§ GIVEN REQUEST: The data below should be printed in full, exactly, and without any of its images.

§ SUPPLIED DATA:
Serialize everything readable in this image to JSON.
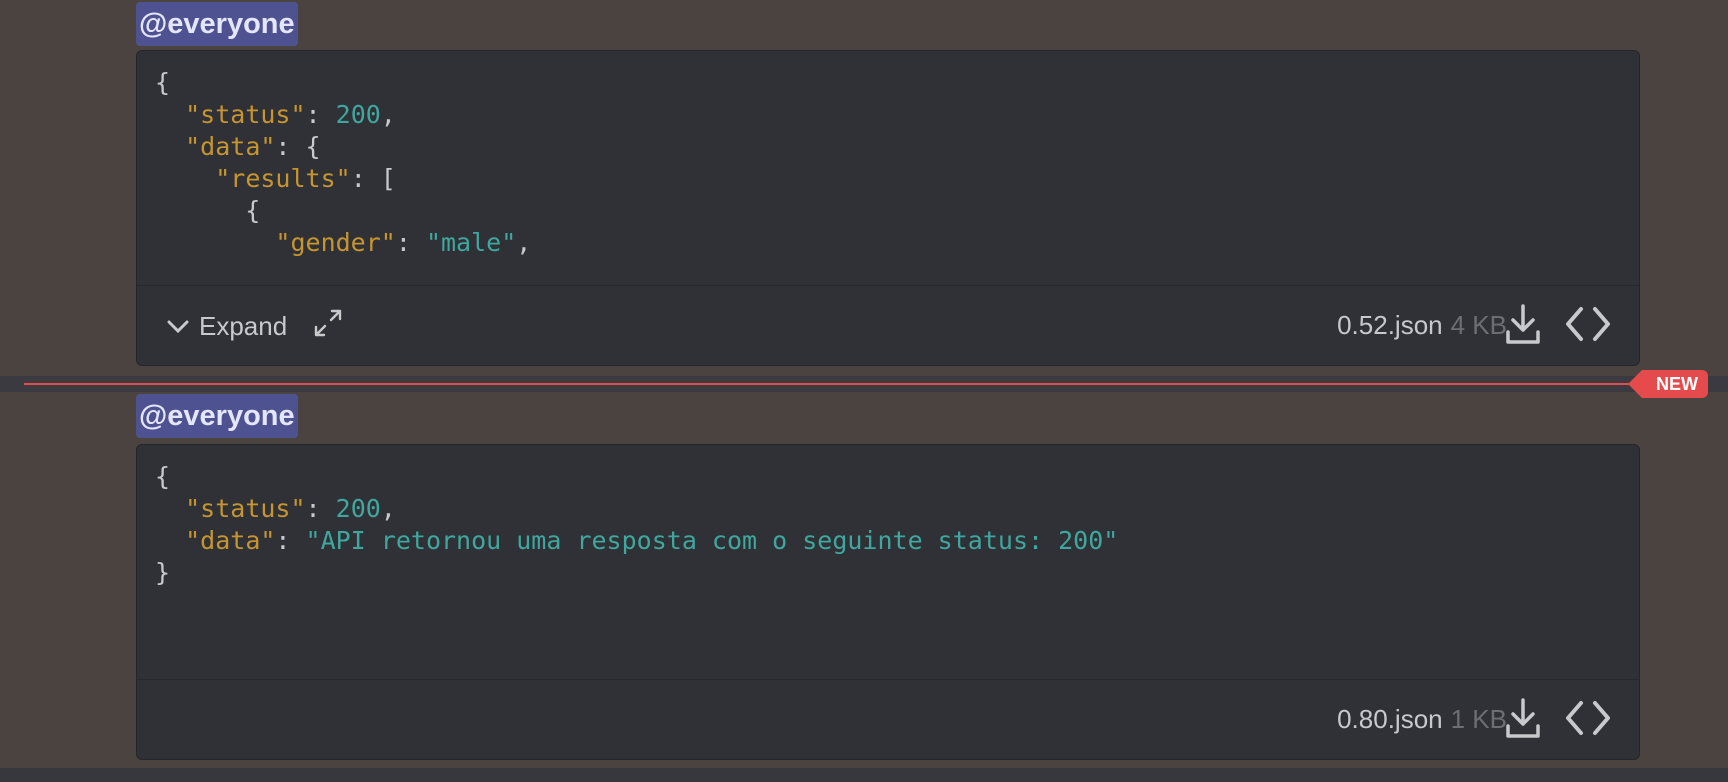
{
  "messages": [
    {
      "mention": "@everyone",
      "code_lines": [
        [
          {
            "t": "p",
            "v": "{"
          }
        ],
        [
          {
            "t": "p",
            "v": "  "
          },
          {
            "t": "k",
            "v": "\"status\""
          },
          {
            "t": "p",
            "v": ": "
          },
          {
            "t": "n",
            "v": "200"
          },
          {
            "t": "p",
            "v": ","
          }
        ],
        [
          {
            "t": "p",
            "v": "  "
          },
          {
            "t": "k",
            "v": "\"data\""
          },
          {
            "t": "p",
            "v": ": {"
          }
        ],
        [
          {
            "t": "p",
            "v": "    "
          },
          {
            "t": "k",
            "v": "\"results\""
          },
          {
            "t": "p",
            "v": ": ["
          }
        ],
        [
          {
            "t": "p",
            "v": "      {"
          }
        ],
        [
          {
            "t": "p",
            "v": "        "
          },
          {
            "t": "k",
            "v": "\"gender\""
          },
          {
            "t": "p",
            "v": ": "
          },
          {
            "t": "s",
            "v": "\"male\""
          },
          {
            "t": "p",
            "v": ","
          }
        ]
      ],
      "expand_label": "Expand",
      "filename": "0.52.json",
      "filesize": "4 KB",
      "has_expand": true
    },
    {
      "mention": "@everyone",
      "code_lines": [
        [
          {
            "t": "p",
            "v": "{"
          }
        ],
        [
          {
            "t": "p",
            "v": "  "
          },
          {
            "t": "k",
            "v": "\"status\""
          },
          {
            "t": "p",
            "v": ": "
          },
          {
            "t": "n",
            "v": "200"
          },
          {
            "t": "p",
            "v": ","
          }
        ],
        [
          {
            "t": "p",
            "v": "  "
          },
          {
            "t": "k",
            "v": "\"data\""
          },
          {
            "t": "p",
            "v": ": "
          },
          {
            "t": "s",
            "v": "\"API retornou uma resposta com o seguinte status: 200\""
          }
        ],
        [
          {
            "t": "p",
            "v": "}"
          }
        ]
      ],
      "filename": "0.80.json",
      "filesize": "1 KB",
      "has_expand": false
    }
  ],
  "divider": {
    "badge": "NEW"
  },
  "icons": {
    "expand": "chevron-down-icon",
    "fullscreen": "fullscreen-icon",
    "download": "download-icon",
    "view_code": "code-icon"
  },
  "colors": {
    "mention_bg": "#4f5290",
    "json_key": "#c7952f",
    "json_value": "#3fa79d",
    "new_badge": "#e54b4d"
  }
}
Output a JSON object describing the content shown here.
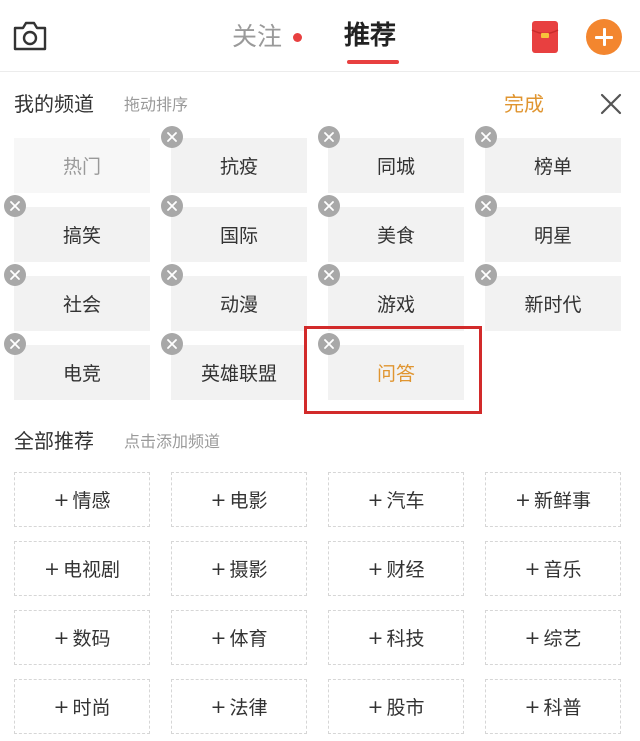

§ RESULT FOR THIS TASK:
Serialize everything readable in this image to JSON.
{
  "messages": [
    {
      "mention": "@everyone",
      "code_lines": [
        [
          {
            "t": "p",
            "v": "{"
          }
        ],
        [
          {
            "t": "p",
            "v": "  "
          },
          {
            "t": "k",
            "v": "\"status\""
          },
          {
            "t": "p",
            "v": ": "
          },
          {
            "t": "n",
            "v": "200"
          },
          {
            "t": "p",
            "v": ","
          }
        ],
        [
          {
            "t": "p",
            "v": "  "
          },
          {
            "t": "k",
            "v": "\"data\""
          },
          {
            "t": "p",
            "v": ": {"
          }
        ],
        [
          {
            "t": "p",
            "v": "    "
          },
          {
            "t": "k",
            "v": "\"results\""
          },
          {
            "t": "p",
            "v": ": ["
          }
        ],
        [
          {
            "t": "p",
            "v": "      {"
          }
        ],
        [
          {
            "t": "p",
            "v": "        "
          },
          {
            "t": "k",
            "v": "\"gender\""
          },
          {
            "t": "p",
            "v": ": "
          },
          {
            "t": "s",
            "v": "\"male\""
          },
          {
            "t": "p",
            "v": ","
          }
        ]
      ],
      "expand_label": "Expand",
      "filename": "0.52.json",
      "filesize": "4 KB",
      "has_expand": true
    },
    {
      "mention": "@everyone",
      "code_lines": [
        [
          {
            "t": "p",
            "v": "{"
          }
        ],
        [
          {
            "t": "p",
            "v": "  "
          },
          {
            "t": "k",
            "v": "\"status\""
          },
          {
            "t": "p",
            "v": ": "
          },
          {
            "t": "n",
            "v": "200"
          },
          {
            "t": "p",
            "v": ","
          }
        ],
        [
          {
            "t": "p",
            "v": "  "
          },
          {
            "t": "k",
            "v": "\"data\""
          },
          {
            "t": "p",
            "v": ": "
          },
          {
            "t": "s",
            "v": "\"API retornou uma resposta com o seguinte status: 200\""
          }
        ],
        [
          {
            "t": "p",
            "v": "}"
          }
        ]
      ],
      "filename": "0.80.json",
      "filesize": "1 KB",
      "has_expand": false
    }
  ],
  "divider": {
    "badge": "NEW"
  },
  "icons": {
    "expand": "chevron-down-icon",
    "fullscreen": "fullscreen-icon",
    "download": "download-icon",
    "view_code": "code-icon"
  },
  "colors": {
    "mention_bg": "#4f5290",
    "json_key": "#c7952f",
    "json_value": "#3fa79d",
    "new_badge": "#e54b4d"
  }
}
Output a JSON object describing the content shown here.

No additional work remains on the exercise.